____ LISTED RECORDS

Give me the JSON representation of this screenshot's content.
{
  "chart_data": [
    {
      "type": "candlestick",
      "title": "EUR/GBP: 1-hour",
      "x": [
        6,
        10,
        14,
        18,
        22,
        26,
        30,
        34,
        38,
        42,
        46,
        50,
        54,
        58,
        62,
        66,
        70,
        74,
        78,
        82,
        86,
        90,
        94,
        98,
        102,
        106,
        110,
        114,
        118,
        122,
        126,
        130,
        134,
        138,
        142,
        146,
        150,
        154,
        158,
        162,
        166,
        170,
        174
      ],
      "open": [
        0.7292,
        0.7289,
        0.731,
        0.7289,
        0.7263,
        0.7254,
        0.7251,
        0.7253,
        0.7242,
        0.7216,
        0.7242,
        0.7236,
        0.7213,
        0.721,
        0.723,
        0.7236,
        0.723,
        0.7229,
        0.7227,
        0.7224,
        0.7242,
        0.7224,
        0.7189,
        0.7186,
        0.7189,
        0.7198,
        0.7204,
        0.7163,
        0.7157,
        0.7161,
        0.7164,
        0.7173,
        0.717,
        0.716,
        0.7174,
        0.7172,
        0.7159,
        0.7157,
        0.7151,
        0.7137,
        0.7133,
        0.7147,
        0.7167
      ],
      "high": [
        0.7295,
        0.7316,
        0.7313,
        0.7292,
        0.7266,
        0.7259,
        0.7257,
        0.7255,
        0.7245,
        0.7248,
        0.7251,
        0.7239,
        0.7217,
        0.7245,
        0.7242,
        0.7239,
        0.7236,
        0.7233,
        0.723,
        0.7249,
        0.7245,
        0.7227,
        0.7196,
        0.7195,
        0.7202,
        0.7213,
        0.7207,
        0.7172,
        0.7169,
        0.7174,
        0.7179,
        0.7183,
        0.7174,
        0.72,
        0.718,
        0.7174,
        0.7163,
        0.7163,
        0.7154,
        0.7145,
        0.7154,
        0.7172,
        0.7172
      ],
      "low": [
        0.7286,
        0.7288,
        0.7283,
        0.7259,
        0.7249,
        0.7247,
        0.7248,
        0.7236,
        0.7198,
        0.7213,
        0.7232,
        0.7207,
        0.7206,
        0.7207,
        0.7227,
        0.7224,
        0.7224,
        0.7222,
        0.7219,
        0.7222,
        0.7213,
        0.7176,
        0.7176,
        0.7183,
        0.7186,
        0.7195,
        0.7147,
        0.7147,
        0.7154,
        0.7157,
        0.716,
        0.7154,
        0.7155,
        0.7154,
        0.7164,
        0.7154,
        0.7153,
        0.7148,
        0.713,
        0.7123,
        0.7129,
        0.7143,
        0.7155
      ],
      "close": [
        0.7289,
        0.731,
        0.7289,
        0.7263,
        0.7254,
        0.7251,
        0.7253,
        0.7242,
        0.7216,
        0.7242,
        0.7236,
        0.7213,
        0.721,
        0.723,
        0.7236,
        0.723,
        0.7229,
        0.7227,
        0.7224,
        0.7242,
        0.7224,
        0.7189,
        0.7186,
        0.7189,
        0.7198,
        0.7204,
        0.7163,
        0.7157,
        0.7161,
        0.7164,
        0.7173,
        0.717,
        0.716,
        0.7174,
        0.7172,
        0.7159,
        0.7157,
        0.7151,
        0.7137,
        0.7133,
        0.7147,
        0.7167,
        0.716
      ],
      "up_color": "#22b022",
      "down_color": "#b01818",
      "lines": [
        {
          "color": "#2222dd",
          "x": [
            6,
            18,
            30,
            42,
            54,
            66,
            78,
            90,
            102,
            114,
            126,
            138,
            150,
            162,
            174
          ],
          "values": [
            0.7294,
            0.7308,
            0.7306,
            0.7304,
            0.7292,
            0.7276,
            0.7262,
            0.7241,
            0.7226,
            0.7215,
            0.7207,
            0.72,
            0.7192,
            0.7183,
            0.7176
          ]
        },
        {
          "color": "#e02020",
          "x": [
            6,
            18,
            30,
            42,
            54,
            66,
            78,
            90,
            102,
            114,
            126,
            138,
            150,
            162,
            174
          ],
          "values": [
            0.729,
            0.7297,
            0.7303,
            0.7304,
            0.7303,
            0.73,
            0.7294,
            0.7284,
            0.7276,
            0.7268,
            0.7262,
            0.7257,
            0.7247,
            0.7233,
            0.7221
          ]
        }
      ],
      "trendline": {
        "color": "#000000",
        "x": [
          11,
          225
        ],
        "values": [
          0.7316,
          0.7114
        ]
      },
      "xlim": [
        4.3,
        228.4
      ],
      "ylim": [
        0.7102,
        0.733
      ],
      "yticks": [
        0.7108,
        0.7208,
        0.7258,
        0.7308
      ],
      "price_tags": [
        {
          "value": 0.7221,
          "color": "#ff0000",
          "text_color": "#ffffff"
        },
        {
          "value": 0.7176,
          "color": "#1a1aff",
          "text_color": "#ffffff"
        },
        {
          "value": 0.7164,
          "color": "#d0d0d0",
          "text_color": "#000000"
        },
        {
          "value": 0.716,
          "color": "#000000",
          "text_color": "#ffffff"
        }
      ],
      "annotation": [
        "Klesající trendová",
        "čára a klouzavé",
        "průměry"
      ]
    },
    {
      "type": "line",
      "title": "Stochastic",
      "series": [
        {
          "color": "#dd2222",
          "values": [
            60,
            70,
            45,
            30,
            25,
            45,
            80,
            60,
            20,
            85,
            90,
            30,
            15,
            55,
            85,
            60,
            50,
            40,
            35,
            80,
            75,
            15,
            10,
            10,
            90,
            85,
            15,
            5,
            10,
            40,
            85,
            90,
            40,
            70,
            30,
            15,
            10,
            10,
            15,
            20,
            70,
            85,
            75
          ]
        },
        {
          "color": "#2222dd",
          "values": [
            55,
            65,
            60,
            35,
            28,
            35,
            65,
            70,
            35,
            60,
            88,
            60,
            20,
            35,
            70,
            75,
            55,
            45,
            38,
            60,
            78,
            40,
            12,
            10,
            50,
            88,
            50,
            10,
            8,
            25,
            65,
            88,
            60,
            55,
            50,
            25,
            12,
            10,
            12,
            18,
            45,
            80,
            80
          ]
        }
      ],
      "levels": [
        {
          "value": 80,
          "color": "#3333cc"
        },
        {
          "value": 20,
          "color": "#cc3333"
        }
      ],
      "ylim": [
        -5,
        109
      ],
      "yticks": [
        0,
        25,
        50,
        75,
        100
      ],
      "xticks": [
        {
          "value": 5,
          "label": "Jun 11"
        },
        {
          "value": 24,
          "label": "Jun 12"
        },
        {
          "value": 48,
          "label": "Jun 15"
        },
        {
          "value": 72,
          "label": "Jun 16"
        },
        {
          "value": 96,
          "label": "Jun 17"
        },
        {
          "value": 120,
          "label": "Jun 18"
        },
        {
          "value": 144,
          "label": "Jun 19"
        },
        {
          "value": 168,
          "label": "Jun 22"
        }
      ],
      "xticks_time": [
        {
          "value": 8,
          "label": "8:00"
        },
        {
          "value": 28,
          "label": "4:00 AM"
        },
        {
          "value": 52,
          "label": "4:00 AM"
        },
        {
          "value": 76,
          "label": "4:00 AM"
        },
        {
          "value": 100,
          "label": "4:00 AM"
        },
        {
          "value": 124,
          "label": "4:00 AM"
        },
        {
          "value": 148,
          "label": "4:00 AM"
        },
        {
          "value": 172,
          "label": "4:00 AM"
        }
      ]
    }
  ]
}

________

### THE EXERCISE:
Tally up the lines with the word "title" in them, and answer with that number by itself.

### PROBLEM SOLUTION:
2